[begin Extracted material]
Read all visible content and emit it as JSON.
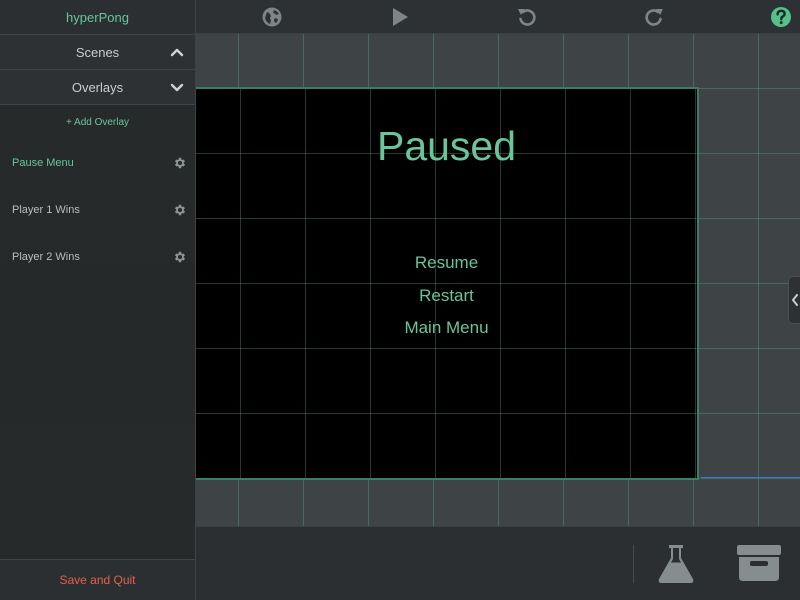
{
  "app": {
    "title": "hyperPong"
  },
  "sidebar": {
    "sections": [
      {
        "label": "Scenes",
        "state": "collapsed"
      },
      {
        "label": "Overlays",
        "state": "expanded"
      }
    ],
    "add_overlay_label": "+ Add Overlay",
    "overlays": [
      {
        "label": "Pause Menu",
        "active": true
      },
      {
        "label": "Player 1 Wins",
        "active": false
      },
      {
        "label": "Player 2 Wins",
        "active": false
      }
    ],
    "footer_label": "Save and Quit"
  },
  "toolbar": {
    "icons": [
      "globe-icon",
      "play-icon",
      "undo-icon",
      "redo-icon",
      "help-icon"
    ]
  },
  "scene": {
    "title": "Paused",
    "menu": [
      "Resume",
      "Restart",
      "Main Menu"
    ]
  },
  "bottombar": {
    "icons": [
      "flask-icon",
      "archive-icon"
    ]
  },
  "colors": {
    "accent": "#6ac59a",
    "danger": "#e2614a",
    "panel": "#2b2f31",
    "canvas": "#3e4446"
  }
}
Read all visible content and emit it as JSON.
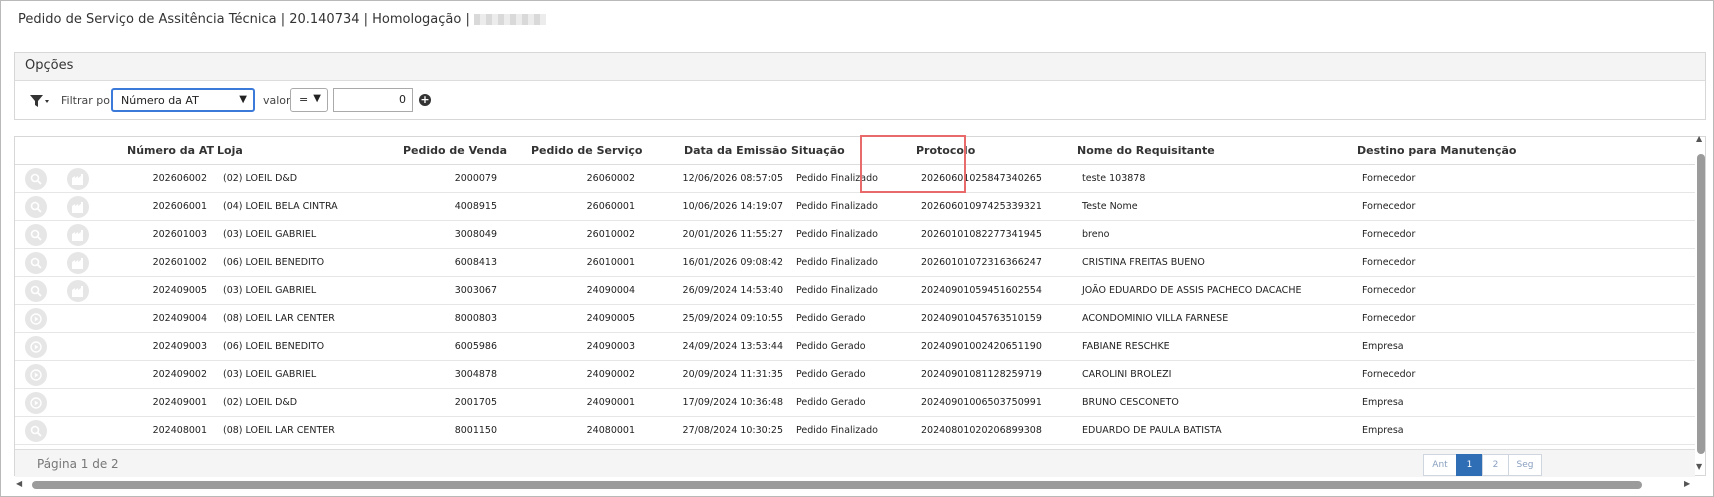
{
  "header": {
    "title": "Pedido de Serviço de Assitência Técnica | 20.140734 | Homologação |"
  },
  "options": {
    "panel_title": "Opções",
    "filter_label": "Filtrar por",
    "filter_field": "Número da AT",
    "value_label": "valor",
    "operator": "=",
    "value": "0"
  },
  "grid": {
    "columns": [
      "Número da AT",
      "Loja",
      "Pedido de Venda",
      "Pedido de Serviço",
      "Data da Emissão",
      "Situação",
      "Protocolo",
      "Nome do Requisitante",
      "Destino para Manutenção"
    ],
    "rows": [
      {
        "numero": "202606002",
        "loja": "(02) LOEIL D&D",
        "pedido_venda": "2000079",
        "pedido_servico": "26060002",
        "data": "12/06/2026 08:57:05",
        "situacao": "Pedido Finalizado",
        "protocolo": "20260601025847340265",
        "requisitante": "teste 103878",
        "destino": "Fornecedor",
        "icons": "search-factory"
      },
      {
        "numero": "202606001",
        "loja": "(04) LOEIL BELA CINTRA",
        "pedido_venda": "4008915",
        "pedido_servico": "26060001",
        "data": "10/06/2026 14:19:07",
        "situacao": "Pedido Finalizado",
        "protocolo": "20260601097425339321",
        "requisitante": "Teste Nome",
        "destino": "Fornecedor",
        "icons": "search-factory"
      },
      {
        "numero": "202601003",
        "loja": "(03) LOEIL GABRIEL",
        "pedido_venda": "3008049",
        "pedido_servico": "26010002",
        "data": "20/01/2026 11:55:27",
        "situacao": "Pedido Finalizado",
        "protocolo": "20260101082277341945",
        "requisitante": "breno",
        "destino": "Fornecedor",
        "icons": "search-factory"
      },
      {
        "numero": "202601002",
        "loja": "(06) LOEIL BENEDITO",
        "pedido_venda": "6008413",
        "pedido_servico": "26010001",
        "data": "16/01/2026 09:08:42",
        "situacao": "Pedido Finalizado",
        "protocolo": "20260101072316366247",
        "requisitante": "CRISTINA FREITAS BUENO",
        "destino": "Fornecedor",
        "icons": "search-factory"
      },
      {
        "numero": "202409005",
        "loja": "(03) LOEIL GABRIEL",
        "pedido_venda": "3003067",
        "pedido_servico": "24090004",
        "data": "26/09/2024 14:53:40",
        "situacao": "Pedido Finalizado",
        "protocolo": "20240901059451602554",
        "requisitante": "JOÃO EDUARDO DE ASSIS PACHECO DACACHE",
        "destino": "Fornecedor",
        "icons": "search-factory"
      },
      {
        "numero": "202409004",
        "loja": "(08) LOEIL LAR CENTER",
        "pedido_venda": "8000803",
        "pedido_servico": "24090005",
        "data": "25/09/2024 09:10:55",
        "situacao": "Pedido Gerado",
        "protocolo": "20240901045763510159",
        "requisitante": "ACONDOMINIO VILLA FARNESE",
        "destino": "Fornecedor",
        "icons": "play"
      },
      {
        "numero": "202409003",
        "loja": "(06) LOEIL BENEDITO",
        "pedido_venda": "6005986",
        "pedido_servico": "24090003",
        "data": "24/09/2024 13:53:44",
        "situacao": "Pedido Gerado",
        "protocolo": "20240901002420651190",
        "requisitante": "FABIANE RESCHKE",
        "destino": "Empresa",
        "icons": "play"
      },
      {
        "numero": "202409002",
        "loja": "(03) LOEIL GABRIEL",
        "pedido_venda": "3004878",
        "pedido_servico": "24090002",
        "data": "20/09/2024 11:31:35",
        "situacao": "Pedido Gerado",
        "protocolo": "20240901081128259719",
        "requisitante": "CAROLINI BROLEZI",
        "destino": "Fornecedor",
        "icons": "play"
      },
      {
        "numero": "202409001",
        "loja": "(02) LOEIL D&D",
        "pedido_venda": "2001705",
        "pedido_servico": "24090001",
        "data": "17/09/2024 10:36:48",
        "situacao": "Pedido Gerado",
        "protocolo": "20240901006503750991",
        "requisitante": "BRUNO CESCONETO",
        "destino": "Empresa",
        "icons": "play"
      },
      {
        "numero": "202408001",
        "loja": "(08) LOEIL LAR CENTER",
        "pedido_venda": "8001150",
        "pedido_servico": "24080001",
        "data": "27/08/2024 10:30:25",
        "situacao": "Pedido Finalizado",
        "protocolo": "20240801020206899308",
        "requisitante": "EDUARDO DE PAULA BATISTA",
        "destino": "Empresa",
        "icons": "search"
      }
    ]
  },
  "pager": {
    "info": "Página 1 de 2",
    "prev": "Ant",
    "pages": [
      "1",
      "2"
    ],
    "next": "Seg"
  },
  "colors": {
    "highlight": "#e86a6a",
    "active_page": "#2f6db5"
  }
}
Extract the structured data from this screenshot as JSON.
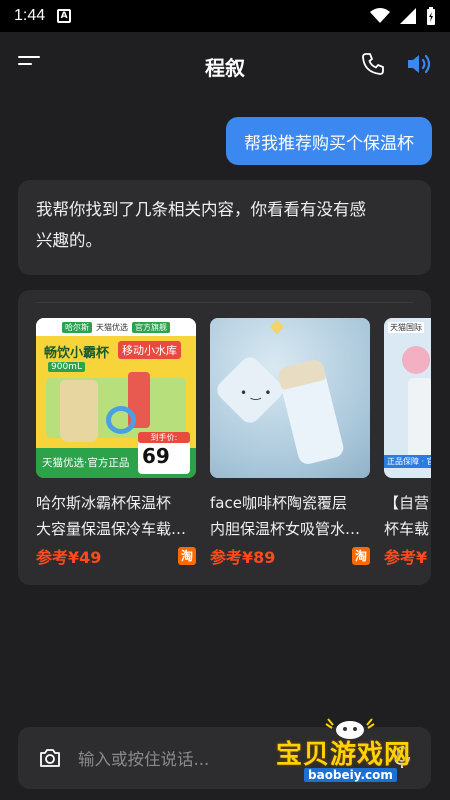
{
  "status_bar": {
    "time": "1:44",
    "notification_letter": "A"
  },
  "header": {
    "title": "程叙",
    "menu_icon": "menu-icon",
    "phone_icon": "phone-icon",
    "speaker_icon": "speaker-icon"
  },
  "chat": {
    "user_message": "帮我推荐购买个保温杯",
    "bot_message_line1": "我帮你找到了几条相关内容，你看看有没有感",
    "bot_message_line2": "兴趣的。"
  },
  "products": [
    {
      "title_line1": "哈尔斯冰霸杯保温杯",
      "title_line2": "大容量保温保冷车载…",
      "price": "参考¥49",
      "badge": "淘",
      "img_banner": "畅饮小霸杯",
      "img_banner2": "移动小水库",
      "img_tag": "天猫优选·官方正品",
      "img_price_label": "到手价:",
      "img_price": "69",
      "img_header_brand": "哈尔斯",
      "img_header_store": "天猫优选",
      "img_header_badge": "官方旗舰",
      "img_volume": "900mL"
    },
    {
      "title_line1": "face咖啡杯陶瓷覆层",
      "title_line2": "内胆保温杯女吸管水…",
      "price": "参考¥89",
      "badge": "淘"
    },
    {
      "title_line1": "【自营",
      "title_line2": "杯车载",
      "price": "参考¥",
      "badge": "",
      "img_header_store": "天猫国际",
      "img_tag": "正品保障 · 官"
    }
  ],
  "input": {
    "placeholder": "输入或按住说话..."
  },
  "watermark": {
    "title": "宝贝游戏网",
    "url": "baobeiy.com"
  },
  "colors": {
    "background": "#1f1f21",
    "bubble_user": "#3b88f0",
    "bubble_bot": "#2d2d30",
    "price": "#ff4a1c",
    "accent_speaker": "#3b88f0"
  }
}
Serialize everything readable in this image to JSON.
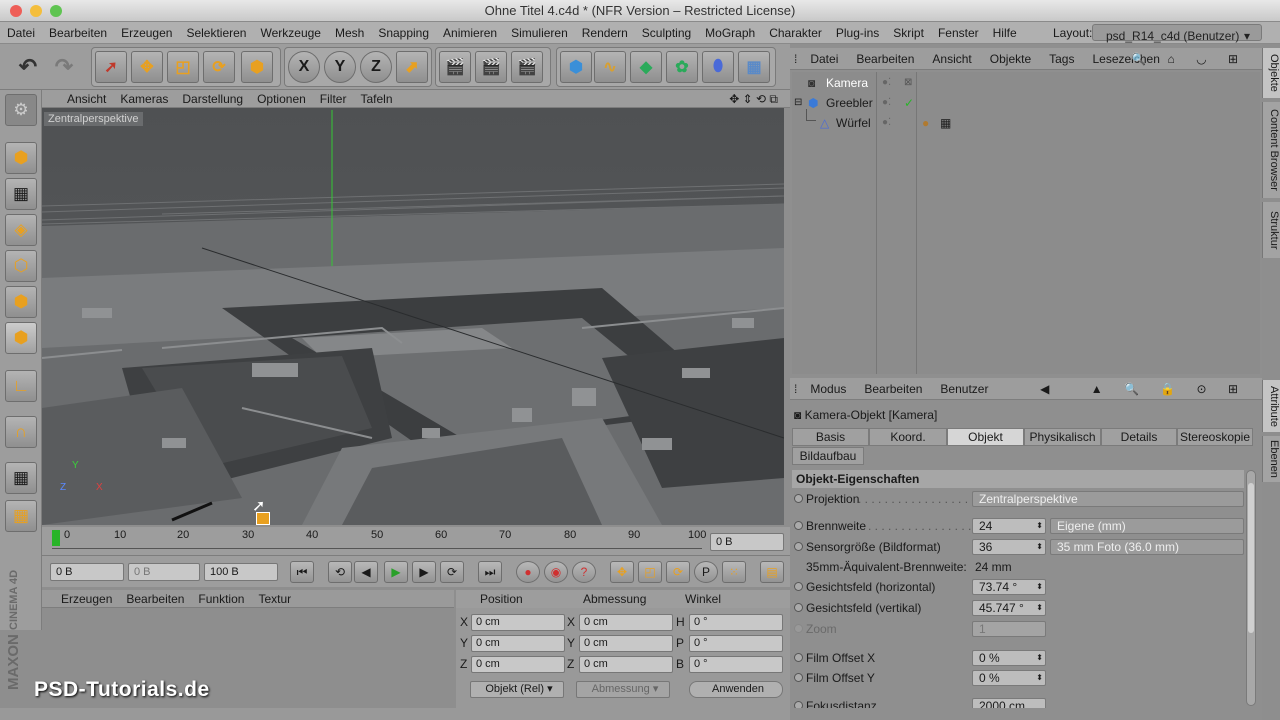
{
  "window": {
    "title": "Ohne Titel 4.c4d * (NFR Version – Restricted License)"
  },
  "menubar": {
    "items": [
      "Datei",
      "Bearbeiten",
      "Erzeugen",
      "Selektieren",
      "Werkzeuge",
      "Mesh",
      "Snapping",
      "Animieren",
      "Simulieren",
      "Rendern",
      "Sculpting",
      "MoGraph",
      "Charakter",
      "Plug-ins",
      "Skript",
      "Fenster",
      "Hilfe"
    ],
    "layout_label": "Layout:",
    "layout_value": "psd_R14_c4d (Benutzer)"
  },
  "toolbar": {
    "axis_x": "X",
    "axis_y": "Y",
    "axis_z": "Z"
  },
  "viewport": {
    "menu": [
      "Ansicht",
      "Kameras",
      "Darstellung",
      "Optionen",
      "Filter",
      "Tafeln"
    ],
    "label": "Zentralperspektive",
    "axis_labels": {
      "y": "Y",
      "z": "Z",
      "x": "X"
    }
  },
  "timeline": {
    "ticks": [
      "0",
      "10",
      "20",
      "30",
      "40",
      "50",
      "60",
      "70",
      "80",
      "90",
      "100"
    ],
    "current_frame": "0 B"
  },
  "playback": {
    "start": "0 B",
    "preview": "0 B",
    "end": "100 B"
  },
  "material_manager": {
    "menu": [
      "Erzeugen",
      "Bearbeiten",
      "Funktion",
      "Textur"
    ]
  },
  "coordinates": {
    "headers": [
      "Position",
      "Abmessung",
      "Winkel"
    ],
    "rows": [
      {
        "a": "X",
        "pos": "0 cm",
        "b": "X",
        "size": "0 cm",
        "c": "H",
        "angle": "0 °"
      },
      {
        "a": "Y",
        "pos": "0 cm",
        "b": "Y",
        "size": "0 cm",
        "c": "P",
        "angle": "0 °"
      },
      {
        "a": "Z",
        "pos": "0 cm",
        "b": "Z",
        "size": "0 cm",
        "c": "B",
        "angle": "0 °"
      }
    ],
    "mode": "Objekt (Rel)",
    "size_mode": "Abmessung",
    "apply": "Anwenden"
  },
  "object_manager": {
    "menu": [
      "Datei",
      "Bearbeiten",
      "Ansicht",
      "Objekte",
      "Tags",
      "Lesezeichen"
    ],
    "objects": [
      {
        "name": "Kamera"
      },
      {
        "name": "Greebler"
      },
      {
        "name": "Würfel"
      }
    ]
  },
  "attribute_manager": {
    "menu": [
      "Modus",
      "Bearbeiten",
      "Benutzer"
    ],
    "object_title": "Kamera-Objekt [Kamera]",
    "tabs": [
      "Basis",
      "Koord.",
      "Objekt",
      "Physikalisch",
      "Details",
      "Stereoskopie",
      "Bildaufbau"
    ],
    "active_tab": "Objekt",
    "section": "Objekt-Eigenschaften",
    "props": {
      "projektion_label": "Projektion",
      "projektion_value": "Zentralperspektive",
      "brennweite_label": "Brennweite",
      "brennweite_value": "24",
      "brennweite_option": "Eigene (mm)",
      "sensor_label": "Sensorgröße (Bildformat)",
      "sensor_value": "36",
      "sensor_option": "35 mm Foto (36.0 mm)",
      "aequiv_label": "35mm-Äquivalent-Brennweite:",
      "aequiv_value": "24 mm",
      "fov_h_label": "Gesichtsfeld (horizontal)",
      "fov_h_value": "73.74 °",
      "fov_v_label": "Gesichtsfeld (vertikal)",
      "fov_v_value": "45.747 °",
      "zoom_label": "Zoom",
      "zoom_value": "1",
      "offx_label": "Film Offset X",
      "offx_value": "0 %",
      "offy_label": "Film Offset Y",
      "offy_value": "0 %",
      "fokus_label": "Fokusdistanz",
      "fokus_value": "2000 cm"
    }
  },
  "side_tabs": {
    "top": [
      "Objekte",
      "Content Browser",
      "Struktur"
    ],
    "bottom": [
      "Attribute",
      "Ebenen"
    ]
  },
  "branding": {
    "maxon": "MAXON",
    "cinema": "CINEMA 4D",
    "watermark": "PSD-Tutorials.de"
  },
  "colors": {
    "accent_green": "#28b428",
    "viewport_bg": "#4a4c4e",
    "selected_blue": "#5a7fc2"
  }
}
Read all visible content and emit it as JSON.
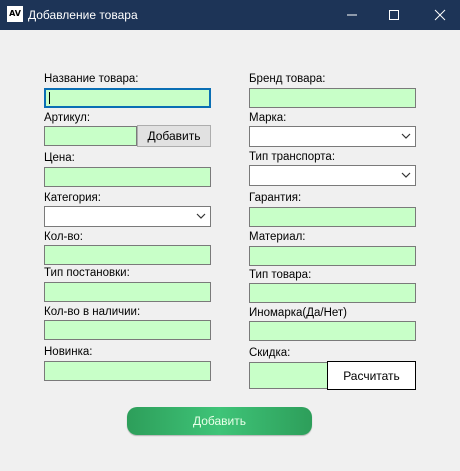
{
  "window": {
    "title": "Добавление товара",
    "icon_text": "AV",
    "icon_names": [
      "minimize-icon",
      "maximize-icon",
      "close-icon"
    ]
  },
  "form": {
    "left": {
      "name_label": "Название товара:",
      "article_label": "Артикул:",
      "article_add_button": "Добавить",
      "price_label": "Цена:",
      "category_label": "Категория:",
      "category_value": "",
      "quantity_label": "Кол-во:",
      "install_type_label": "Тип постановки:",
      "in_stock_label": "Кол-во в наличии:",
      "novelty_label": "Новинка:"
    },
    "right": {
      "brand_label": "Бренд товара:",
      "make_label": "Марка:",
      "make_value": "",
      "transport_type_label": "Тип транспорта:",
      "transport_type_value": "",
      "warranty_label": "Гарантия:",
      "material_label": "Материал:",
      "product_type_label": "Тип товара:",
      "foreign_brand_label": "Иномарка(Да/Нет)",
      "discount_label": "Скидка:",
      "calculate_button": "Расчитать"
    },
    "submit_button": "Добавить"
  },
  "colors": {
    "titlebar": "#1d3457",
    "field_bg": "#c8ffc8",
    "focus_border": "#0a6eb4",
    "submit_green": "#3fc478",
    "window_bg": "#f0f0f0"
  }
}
[end Extracted material]
[Goal] Search the data above for the string "Zentralperspektive" and copy each line that has it.

[Exercise answer]
    "label": "Zentralperspektive",
      "projektion_value": "Zentralperspektive",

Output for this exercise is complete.